Duplicate, line for line, the part of the records that opens with the line containing "paragraph-11-2: 11.2 Take" and closes with the line containing "note-1: Note 1—Brick".

STORED RECORDS:
========================

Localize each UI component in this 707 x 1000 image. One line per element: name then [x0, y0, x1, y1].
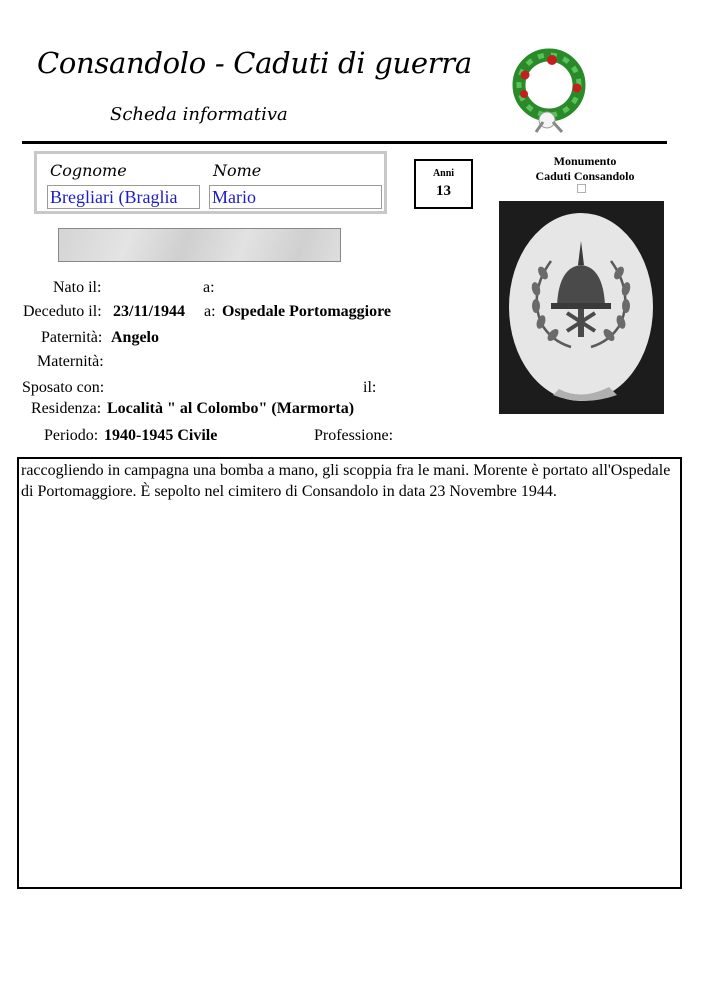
page-subtitle: Scheda informativa — [110, 104, 288, 125]
residence-value: Località " al Colombo" (Marmorta) — [107, 400, 355, 417]
monument-checkbox[interactable] — [577, 184, 586, 193]
notes-textarea[interactable]: raccogliendo in campagna una bomba a mano, gli scoppia fra le mani. Morente è portato all'Ospedale di Portomaggiore. È sepolto nel cimitero di Consandolo in data 23 Novembre 1944. — [17, 457, 682, 889]
period-label: Periodo: — [44, 427, 99, 444]
marble-plate-image — [58, 228, 341, 262]
nome-field[interactable]: Mario — [209, 185, 382, 209]
monument-caption — [520, 154, 650, 184]
birth-date-label: Nato il: — [53, 279, 102, 296]
cognome-field[interactable]: Bregliari (Braglia — [47, 185, 200, 209]
page-title: Consandolo - Caduti di guerra — [37, 46, 472, 80]
nome-label: Nome — [213, 161, 262, 180]
period-value: 1940-1945 Civile — [104, 427, 218, 444]
header-divider — [22, 141, 667, 144]
age-box — [414, 159, 473, 209]
birth-place-label: a: — [203, 279, 215, 296]
spouse-label: Sposato con: — [22, 379, 105, 396]
cognome-label: Cognome — [50, 161, 127, 180]
death-place-label: a: — [204, 303, 216, 320]
age-label: Anni — [432, 168, 455, 179]
father-label: Paternità: — [41, 329, 103, 346]
monument-line1: Monumento — [553, 154, 617, 168]
father-value: Angelo — [111, 329, 159, 346]
death-date-value: 23/11/1944 — [113, 303, 186, 320]
residence-label: Residenza: — [31, 400, 102, 417]
monument-line2: Caduti Consandolo — [535, 169, 635, 183]
death-date-label: Deceduto il: — [23, 303, 102, 320]
death-place-value: Ospedale Portomaggiore — [222, 303, 392, 320]
marriage-date-label: il: — [363, 379, 377, 396]
profession-label: Professione: — [314, 427, 394, 444]
age-value: 13 — [436, 183, 451, 199]
monument-photo — [499, 201, 664, 414]
wreath-icon — [506, 40, 592, 136]
mother-label: Maternità: — [37, 353, 104, 370]
helmet-emblem-icon — [499, 201, 664, 414]
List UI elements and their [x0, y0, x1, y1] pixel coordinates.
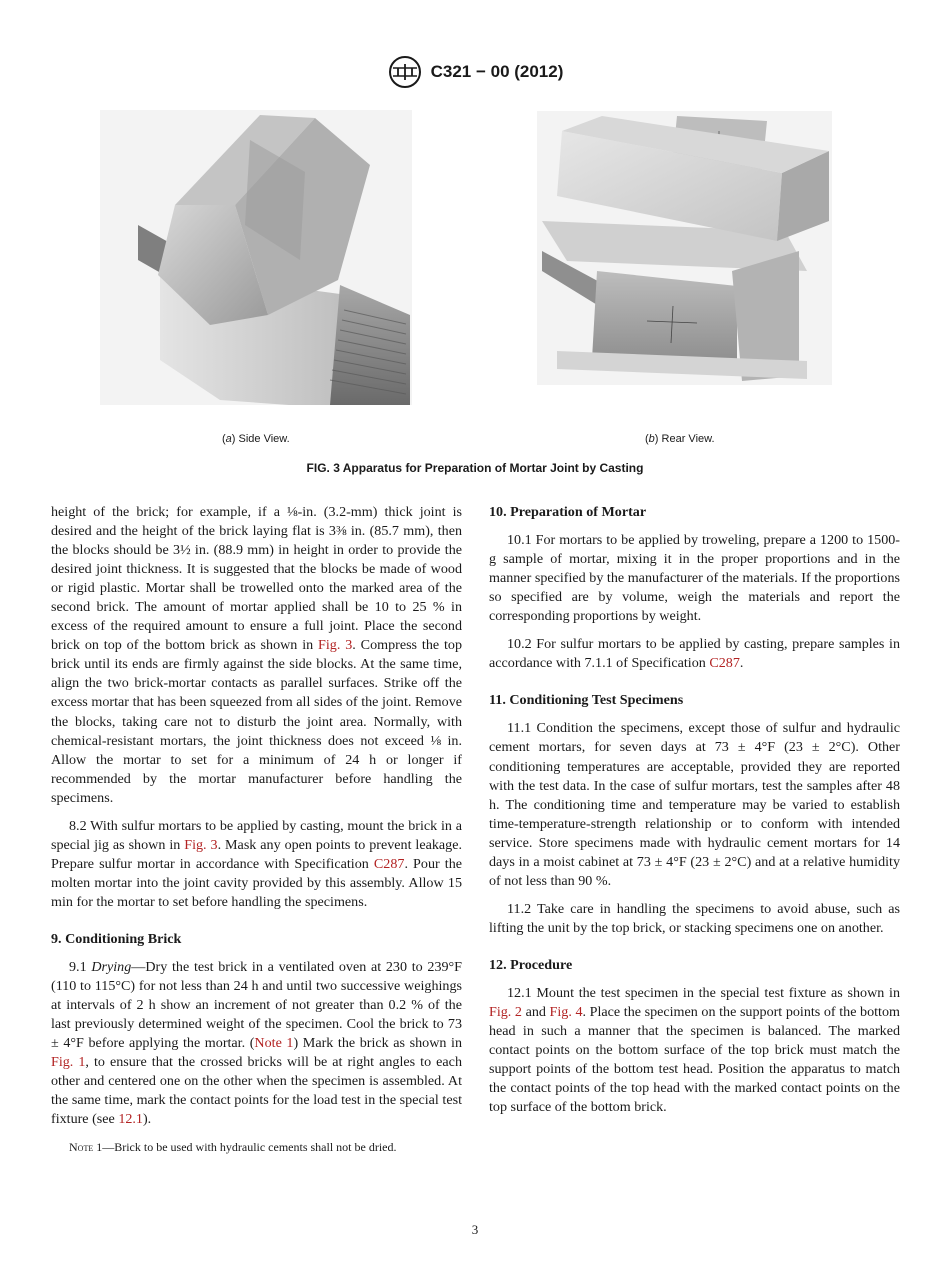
paragraph-11-2: 11.2 Take care in handling the specimens to avoid abuse, such as lifting the unit by the top brick, or stacking specimens one on another.: [489, 900, 900, 936]
section-heading-9: 9. Conditioning Brick: [51, 930, 182, 947]
link-fig-1[interactable]: Fig. 1: [51, 1054, 86, 1071]
figure-caption-a: (a) Side View.: [222, 433, 290, 445]
right-column: [489, 503, 900, 1126]
note-1: Note 1—Brick to be used with hydraulic cements shall not be dried.: [69, 1140, 397, 1155]
figure-photo-rear-view: [537, 111, 832, 385]
figure-photo-side-view: [100, 110, 412, 405]
link-12-1[interactable]: 12.1: [118, 1111, 143, 1128]
left-column: [51, 503, 462, 1167]
paragraph-8-1-continued: height of the brick; for example, if a ⅛-in. (3.2-mm) thick joint is desired and the height of the brick laying flat is 3⅜ in. (85.7 mm), then the blocks should be 3½ in. (88.9 mm) in height in order to provide the desired joint thickness. It is suggested that the blocks be made of wood or rigid plastic. Mortar shall be trowelled onto the marked area of the second brick. The amount of mortar applied shall be 10 to 25 % in excess of the required amount to ensure a full joint. Place the second brick on top of the bottom brick as shown in Fig. 3. Compress the top brick until its ends are firmly against the side blocks. At the same time, align the two brick-mortar contacts as parallel surfaces. Strike off the excess mortar that has been squeezed from all sides of the joint. Remove the blocks, taking care not to disturb the joint area. Normally, with chemical-resistant mortars, the joint thickness does not exceed ⅛ in. Allow the mortar to set for a minimum of 24 h or longer if recommended by the mortar manufacturer before handling the specimens.: [51, 504, 462, 806]
figure-title: FIG. 3 Apparatus for Preparation of Mortar Joint by Casting: [306, 461, 644, 475]
link-fig-3[interactable]: Fig. 3: [318, 637, 353, 654]
paragraph-10-2: 10.2 For sulfur mortars to be applied by casting, prepare samples in accordance with 7.1.1 of Specification C287.: [489, 636, 900, 672]
link-c287[interactable]: C287: [709, 655, 740, 672]
paragraph-9-1: 9.1 Drying—Dry the test brick in a ventilated oven at 230 to 239°F (110 to 115°C) for not less than 24 h and until two successive weighings at intervals of 2 h show an increment of not greater than 0.2 % of the last previously determined weight of the specimen. Cool the brick to 73 ± 4°F before applying the mortar. (Note 1) Mark the brick as shown in Fig. 1, to ensure that the crossed bricks will be at right angles to each other and centered one on the other when the specimen is assembled. At the same time, mark the contact points for the load test in the special test fixture (see 12.1).: [51, 959, 463, 1128]
astm-logo-icon: [387, 55, 423, 89]
figure-caption-b: (b) Rear View.: [645, 433, 715, 445]
paragraph-10-1: 10.1 For mortars to be applied by troweling, prepare a 1200 to 1500-g sample of mortar, mixing it in the proper proportions and in the manner specified by the manufacturer of the materials. If the proportions so specified are by volume, weigh the materials and report the corresponding proportions by weight.: [489, 532, 900, 625]
link-note-1[interactable]: Note 1: [254, 1035, 294, 1052]
page-number: 3: [471, 1222, 479, 1237]
paragraph-11-1: 11.1 Condition the specimens, except those of sulfur and hydraulic cement mortars, for seven days at 73 ± 4°F (23 ± 2°C). Other conditioning temperatures are acceptable, provided they are reported with the test data. In the case of sulfur mortars, test the samples after 48 h. The conditioning time and temperature may be varied to establish time-temperature-strength relationship or to conform with intended service. Store specimens made with hydraulic cement mortars for 14 days in a moist cabinet at 73 ± 4°F (23 ± 2°C) and at a relative humidity of not less than 90 %.: [489, 720, 900, 889]
section-heading-10: 10. Preparation of Mortar: [489, 504, 647, 520]
link-c287[interactable]: C287: [373, 855, 405, 872]
section-heading-12: 12. Procedure: [489, 956, 573, 973]
link-fig-4[interactable]: Fig. 4: [549, 1004, 583, 1021]
standard-designation: C321 − 00 (2012): [430, 62, 564, 81]
page-header: [0, 55, 950, 94]
section-heading-11: 11. Conditioning Test Specimens: [489, 692, 684, 709]
link-fig-3[interactable]: Fig. 3: [184, 836, 218, 853]
paragraph-8-2: 8.2 With sulfur mortars to be applied by casting, mount the brick in a special jig as shown in Fig. 3. Mask any open points to prevent leakage. Prepare sulfur mortar in accordance with Specification C287. Pour the molten mortar into the joint cavity provided by this assembly. Allow 15 min for the mortar to set before handling the specimens.: [51, 817, 462, 910]
paragraph-12-1: 12.1 Mount the test specimen in the special test fixture as shown in Fig. 2 and Fig. 4. Place the specimen on the support points of the bottom head in such a manner that the specimen is balanced. The marked contact points on the bottom surface of the top brick must match the support points of the bottom test head. Position the apparatus to match the contact points of the top head with the marked contact points on the top surface of the bottom brick.: [489, 984, 900, 1116]
link-fig-2[interactable]: Fig. 2: [489, 1004, 522, 1021]
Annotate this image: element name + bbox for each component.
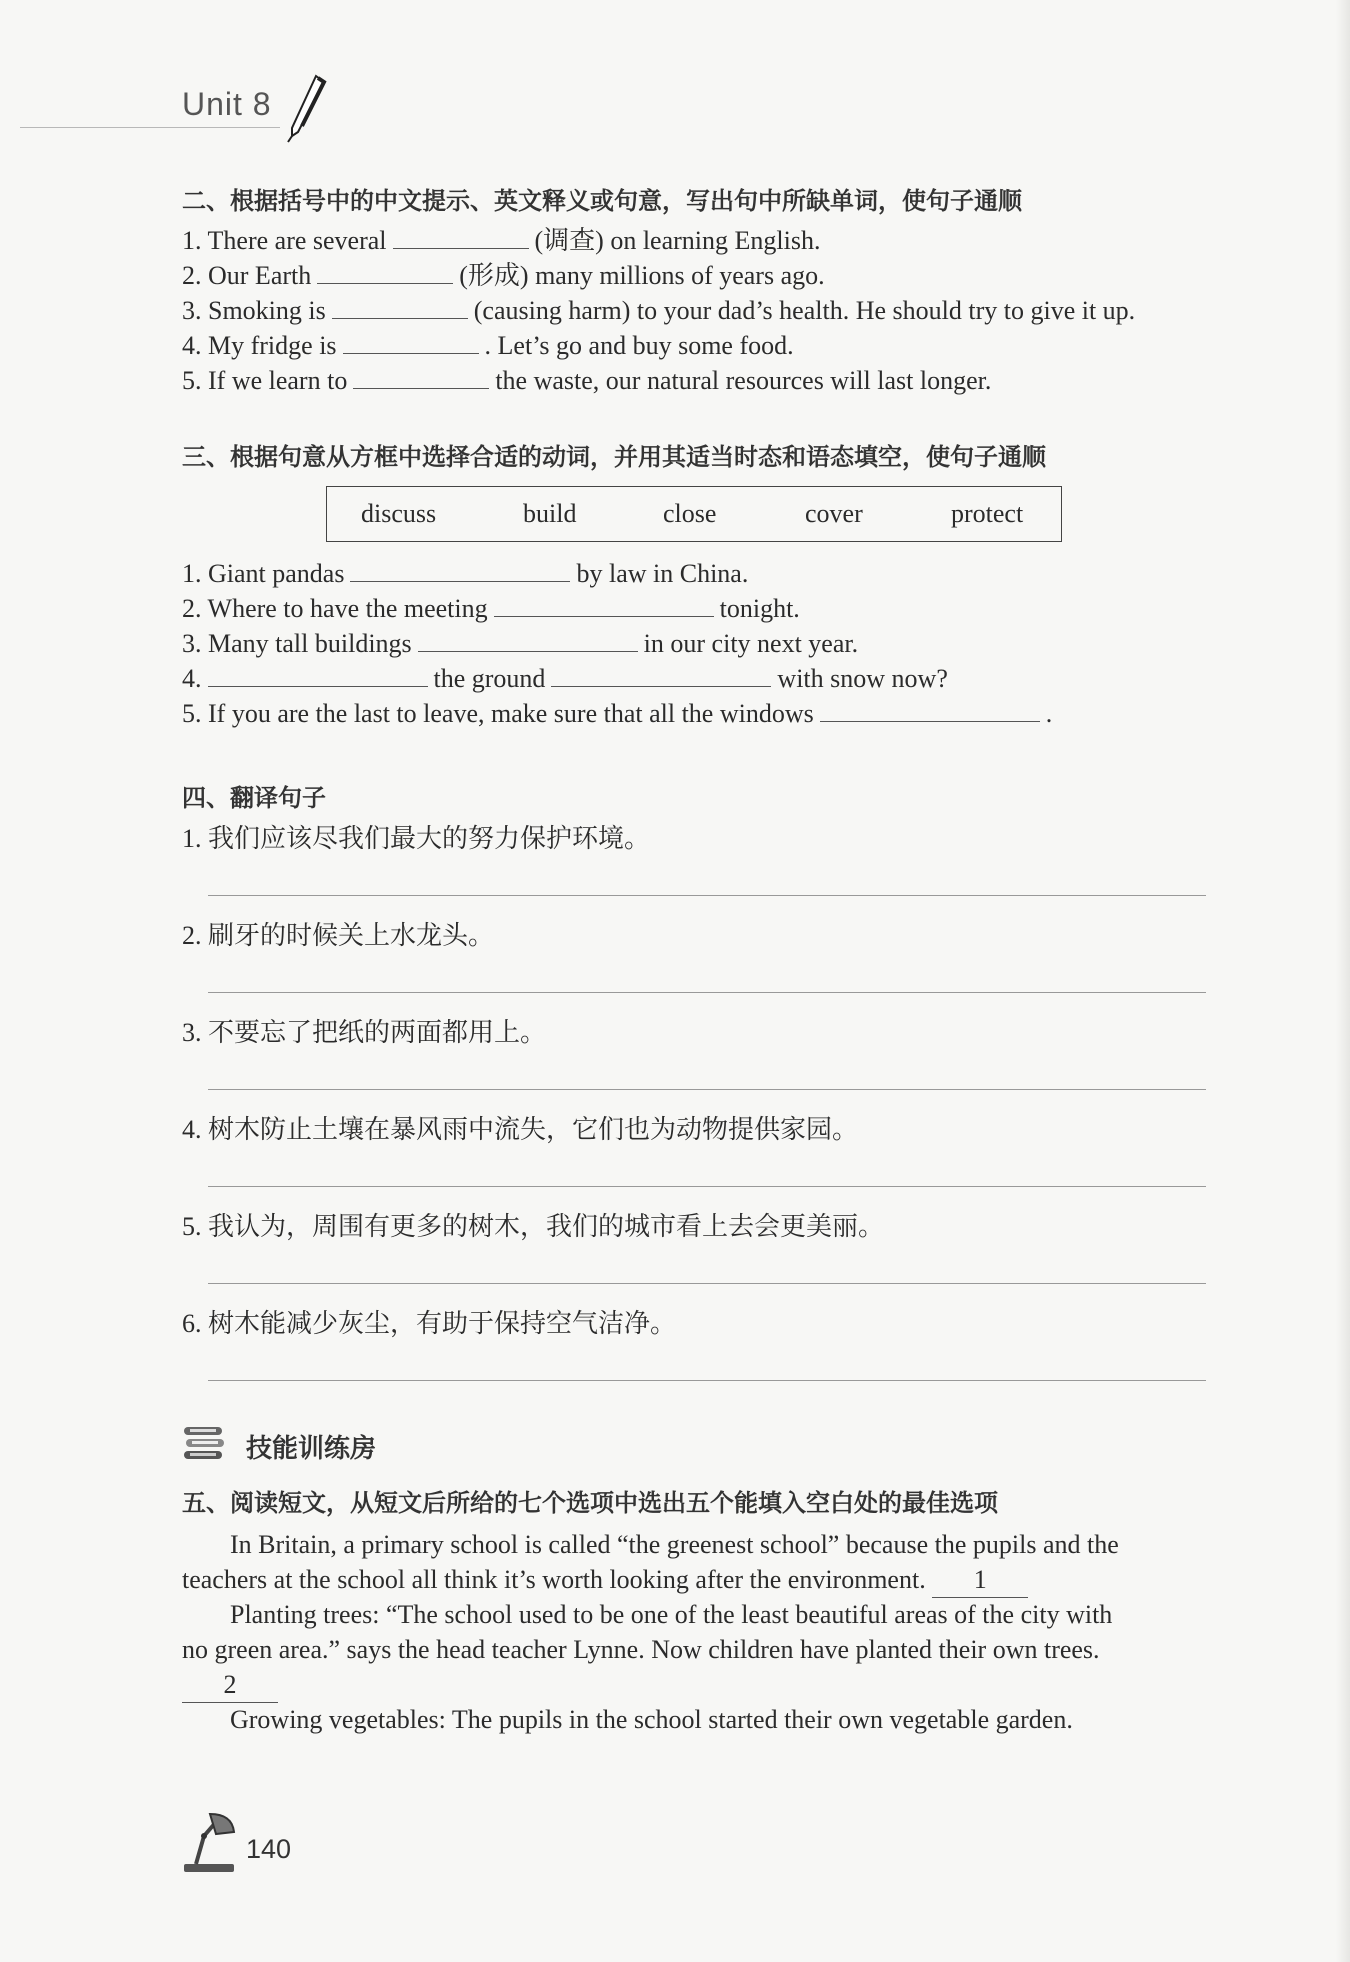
passage-line: Planting trees: “The school used to be one of the least beautiful areas of the city with (230, 1600, 1113, 1629)
item-text: (causing harm) to your dad’s health. He should try to give it up. (473, 296, 1136, 325)
section2-title: 二、根据括号中的中文提示、英文释义或句意，写出句中所缺单词，使句子通顺 (182, 187, 1022, 215)
word-bank-item: close (663, 499, 717, 528)
section3-item-4 (182, 662, 948, 696)
item-text: . (1045, 699, 1053, 728)
translate-item-4: 4. 树木防止土壤在暴风雨中流失，它们也为动物提供家园。 (182, 1115, 859, 1144)
section3-title: 三、根据句意从方框中选择合适的动词，并用其适当时态和语态填空，使句子通顺 (182, 443, 1046, 471)
answer-line[interactable] (208, 992, 1206, 993)
section3-item-1 (182, 557, 748, 591)
item-text: by law in China. (576, 559, 749, 588)
answer-blank[interactable] (551, 662, 771, 687)
answer-blank[interactable] (393, 224, 529, 249)
answer-blank[interactable] (208, 662, 428, 687)
item-text: (形成) many millions of years ago. (459, 261, 825, 290)
page-edge-shadow (1336, 0, 1350, 1962)
answer-blank[interactable] (820, 697, 1040, 722)
translate-item-5: 5. 我认为，周围有更多的树木，我们的城市看上去会更美丽。 (182, 1212, 885, 1241)
item-text: . Let’s go and buy some food. (484, 331, 794, 360)
section4-title: 四、翻译句子 (182, 784, 326, 812)
item-text: 1. There are several (182, 226, 387, 255)
item-text: 2. Where to have the meeting (182, 594, 488, 623)
section2-item-3 (182, 294, 1135, 328)
answer-line[interactable] (208, 1186, 1206, 1187)
passage-line: no green area.” says the head teacher Lynne. Now children have planted their own trees. (182, 1635, 1100, 1664)
section2-item-2 (182, 259, 825, 293)
item-text: 4. (182, 664, 202, 693)
passage-text: teachers at the school all think it’s worth looking after the environment. (182, 1565, 926, 1594)
word-bank-item: build (523, 499, 577, 528)
section5-title: 五、阅读短文，从短文后所给的七个选项中选出五个能填入空白处的最佳选项 (182, 1489, 998, 1517)
answer-blank[interactable] (332, 294, 468, 319)
translate-item-6: 6. 树木能减少灰尘，有助于保持空气洁净。 (182, 1309, 677, 1338)
translate-item-3: 3. 不要忘了把纸的两面都用上。 (182, 1018, 547, 1047)
section2-item-5 (182, 364, 991, 398)
item-text: tonight. (719, 594, 800, 623)
answer-line[interactable] (208, 895, 1206, 896)
item-text: the waste, our natural resources will last longer. (495, 366, 992, 395)
book-stack-icon (182, 1423, 226, 1463)
answer-line[interactable] (208, 1089, 1206, 1090)
item-text: 4. My fridge is (182, 331, 337, 360)
word-bank-box (326, 486, 1062, 542)
section3-item-5 (182, 697, 1052, 731)
word-bank-item: discuss (361, 499, 437, 528)
item-text: 5. If you are the last to leave, make sure that all the windows (182, 699, 814, 728)
item-text: 1. Giant pandas (182, 559, 345, 588)
passage-line: Growing vegetables: The pupils in the school started their own vegetable garden. (230, 1705, 1073, 1734)
item-text: 3. Smoking is (182, 296, 326, 325)
translate-item-2: 2. 刷牙的时候关上水龙头。 (182, 921, 495, 950)
item-text: 3. Many tall buildings (182, 629, 412, 658)
pen-icon (284, 74, 328, 144)
item-text: the ground (433, 664, 546, 693)
skills-title: 技能训练房 (246, 1434, 377, 1464)
answer-blank[interactable] (343, 329, 479, 354)
answer-line[interactable] (208, 1380, 1206, 1381)
section3-item-3 (182, 627, 858, 661)
section3-item-2 (182, 592, 800, 626)
answer-line[interactable] (208, 1283, 1206, 1284)
passage-blank-1[interactable]: 1 (932, 1562, 1028, 1598)
answer-blank[interactable] (418, 627, 638, 652)
passage-line (182, 1667, 1192, 1703)
item-text: (调查) on learning English. (534, 226, 821, 255)
answer-blank[interactable] (494, 592, 714, 617)
passage-line (182, 1562, 1192, 1598)
section2-item-1 (182, 224, 820, 258)
section2-item-4 (182, 329, 794, 363)
item-text: 2. Our Earth (182, 261, 312, 290)
word-bank-item: cover (805, 499, 863, 528)
unit-title: Unit 8 (182, 86, 272, 122)
page-number: 140 (246, 1834, 292, 1864)
item-text: in our city next year. (643, 629, 859, 658)
item-text: with snow now? (777, 664, 948, 693)
item-text: 5. If we learn to (182, 366, 348, 395)
passage-line: In Britain, a primary school is called “the greenest school” because the pupils and the (230, 1530, 1119, 1559)
translate-item-1: 1. 我们应该尽我们最大的努力保护环境。 (182, 824, 651, 853)
answer-blank[interactable] (350, 557, 570, 582)
header-rule (20, 127, 280, 128)
answer-blank[interactable] (353, 364, 489, 389)
answer-blank[interactable] (317, 259, 453, 284)
lamp-icon (182, 1812, 238, 1874)
passage-blank-2[interactable]: 2 (182, 1667, 278, 1703)
word-bank-item: protect (951, 499, 1024, 528)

========================

PROBLEM SOLUTION:
paragraph-11-2: 11.2 Take care in handling the specimens to avoid abuse, such as lifting the unit by the top brick, or stacking specimens one on another.: [489, 900, 900, 936]
section-heading-9: 9. Conditioning Brick: [51, 930, 182, 947]
link-fig-1[interactable]: Fig. 1: [51, 1054, 86, 1071]
figure-caption-a: (a) Side View.: [222, 433, 290, 445]
right-column: [489, 503, 900, 1126]
note-1: Note 1—Brick to be used with hydraulic cements shall not be dried.: [69, 1140, 397, 1155]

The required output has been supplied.